**Records contained in a dataset**
▬▬▬▬▬▬
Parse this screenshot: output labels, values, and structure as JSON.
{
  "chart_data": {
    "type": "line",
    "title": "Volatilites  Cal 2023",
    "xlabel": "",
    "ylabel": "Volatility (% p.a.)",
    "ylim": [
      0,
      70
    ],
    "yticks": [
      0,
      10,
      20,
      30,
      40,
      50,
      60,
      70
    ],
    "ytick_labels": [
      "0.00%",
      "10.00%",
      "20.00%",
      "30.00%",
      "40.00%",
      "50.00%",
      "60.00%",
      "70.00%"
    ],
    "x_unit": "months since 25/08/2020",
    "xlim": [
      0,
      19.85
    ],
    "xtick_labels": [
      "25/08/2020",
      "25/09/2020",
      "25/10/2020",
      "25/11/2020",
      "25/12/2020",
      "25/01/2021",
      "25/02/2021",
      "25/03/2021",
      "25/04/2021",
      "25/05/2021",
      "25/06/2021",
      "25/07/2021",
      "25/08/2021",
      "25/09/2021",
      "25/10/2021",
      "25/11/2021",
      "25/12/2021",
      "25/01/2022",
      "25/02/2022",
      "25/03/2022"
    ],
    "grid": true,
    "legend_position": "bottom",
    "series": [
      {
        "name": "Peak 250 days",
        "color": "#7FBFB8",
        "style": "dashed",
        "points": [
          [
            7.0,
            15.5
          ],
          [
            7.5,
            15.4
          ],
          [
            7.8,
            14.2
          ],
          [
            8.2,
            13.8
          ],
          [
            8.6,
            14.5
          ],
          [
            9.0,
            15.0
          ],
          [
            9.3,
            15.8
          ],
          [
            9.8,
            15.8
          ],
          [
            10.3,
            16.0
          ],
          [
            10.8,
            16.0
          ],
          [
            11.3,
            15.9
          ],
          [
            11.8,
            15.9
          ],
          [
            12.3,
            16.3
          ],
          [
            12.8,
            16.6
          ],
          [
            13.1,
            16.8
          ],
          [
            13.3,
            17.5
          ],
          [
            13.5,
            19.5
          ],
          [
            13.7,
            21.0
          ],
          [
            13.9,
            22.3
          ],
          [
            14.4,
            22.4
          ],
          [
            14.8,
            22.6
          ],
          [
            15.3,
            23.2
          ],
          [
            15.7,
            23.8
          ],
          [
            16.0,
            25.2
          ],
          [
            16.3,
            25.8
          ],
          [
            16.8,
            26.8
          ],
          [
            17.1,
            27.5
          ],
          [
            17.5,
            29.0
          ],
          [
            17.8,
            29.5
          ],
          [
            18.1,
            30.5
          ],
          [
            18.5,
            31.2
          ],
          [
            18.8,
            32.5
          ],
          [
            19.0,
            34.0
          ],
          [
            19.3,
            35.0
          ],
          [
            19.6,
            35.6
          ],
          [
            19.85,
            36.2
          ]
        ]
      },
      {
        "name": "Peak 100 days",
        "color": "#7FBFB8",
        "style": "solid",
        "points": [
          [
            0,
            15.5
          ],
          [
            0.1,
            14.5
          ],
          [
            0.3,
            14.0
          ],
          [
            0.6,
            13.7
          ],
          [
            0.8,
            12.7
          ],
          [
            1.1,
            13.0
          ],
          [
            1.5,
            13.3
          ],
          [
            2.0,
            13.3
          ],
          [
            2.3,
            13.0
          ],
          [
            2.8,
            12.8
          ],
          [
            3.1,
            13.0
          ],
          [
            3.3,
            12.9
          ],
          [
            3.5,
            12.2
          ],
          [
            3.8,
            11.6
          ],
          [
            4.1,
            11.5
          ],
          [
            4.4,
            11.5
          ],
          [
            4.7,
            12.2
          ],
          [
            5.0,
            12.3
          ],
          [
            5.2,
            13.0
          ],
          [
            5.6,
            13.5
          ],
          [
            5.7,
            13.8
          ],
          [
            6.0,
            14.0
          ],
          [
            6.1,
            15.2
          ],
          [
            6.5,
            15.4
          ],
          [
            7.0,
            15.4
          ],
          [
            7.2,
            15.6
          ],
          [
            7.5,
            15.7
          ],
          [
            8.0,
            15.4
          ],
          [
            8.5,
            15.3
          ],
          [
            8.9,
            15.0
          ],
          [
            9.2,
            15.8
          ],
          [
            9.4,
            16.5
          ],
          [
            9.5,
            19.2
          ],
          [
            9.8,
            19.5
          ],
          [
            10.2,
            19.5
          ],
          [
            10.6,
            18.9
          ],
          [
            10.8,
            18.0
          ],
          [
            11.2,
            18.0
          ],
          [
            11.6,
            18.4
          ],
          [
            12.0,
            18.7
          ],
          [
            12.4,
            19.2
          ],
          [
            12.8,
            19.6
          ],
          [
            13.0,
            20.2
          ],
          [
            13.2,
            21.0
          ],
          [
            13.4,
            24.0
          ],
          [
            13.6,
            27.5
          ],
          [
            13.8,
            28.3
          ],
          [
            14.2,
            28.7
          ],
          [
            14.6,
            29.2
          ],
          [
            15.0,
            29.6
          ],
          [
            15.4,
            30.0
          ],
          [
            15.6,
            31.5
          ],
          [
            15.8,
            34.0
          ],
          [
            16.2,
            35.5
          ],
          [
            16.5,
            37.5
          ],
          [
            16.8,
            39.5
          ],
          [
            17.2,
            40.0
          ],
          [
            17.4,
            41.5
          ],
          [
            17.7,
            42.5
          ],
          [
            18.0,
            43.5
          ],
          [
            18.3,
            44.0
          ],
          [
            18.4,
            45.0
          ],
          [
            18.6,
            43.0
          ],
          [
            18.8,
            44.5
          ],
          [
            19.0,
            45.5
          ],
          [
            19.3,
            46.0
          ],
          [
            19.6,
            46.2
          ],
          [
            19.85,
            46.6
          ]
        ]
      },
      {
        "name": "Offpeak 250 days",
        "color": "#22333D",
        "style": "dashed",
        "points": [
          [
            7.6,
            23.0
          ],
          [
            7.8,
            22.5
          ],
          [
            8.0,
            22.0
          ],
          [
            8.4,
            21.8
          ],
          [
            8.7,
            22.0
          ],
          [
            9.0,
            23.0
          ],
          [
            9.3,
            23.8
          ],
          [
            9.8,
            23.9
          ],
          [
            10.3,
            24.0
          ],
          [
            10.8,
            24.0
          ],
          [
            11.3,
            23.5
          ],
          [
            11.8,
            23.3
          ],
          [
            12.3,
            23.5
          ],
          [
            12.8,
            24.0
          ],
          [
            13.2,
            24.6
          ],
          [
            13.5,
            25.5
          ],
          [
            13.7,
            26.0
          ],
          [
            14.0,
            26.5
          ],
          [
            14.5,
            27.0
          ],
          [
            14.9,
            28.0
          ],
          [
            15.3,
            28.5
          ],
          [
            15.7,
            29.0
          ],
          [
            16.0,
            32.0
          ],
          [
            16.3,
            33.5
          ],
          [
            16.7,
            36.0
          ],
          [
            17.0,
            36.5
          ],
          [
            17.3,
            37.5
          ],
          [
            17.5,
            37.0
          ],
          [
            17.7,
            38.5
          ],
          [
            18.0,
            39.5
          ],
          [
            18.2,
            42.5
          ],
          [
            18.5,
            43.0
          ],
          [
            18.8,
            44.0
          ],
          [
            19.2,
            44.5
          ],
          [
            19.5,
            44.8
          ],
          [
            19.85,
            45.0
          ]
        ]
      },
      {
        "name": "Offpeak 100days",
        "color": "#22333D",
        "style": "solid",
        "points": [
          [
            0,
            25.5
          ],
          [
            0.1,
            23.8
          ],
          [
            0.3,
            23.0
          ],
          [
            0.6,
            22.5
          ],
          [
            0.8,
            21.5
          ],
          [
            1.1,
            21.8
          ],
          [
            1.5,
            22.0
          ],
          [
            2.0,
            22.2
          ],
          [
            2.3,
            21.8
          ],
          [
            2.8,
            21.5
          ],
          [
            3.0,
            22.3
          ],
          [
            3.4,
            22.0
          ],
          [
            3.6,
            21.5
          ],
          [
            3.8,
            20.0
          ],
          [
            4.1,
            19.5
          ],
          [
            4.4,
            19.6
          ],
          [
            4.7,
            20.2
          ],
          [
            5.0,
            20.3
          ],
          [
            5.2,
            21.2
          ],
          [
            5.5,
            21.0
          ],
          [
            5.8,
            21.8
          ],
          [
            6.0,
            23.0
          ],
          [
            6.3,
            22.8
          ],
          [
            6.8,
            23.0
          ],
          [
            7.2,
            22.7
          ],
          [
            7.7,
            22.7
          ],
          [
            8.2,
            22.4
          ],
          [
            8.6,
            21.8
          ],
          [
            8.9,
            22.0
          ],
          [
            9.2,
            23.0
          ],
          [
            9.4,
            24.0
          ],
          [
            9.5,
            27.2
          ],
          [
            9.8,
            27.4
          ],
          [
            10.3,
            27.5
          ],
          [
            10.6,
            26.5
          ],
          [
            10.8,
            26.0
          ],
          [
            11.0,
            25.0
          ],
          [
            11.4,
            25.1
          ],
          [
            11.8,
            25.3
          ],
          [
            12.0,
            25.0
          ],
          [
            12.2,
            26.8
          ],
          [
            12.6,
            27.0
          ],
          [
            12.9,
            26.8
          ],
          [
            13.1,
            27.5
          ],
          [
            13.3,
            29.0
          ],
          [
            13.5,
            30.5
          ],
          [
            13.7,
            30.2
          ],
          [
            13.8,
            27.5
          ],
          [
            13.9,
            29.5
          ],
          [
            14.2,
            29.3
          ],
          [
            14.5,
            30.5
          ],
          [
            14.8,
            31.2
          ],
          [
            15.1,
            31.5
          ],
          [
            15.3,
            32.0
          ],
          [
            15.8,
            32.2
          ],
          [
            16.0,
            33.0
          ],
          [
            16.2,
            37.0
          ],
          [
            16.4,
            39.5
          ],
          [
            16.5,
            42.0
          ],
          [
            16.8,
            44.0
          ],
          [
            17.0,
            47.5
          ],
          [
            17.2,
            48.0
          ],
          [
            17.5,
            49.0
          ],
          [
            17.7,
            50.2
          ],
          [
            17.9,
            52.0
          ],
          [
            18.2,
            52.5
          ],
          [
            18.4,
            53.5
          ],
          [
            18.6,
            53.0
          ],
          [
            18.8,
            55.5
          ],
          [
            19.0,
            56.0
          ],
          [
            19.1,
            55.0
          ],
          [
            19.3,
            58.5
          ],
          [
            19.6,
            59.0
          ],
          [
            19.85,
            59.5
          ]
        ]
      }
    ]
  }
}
▬▬▬▬▬▬
Count every line of the records that holds "name". State the number, nothing else.

**Task answer**
4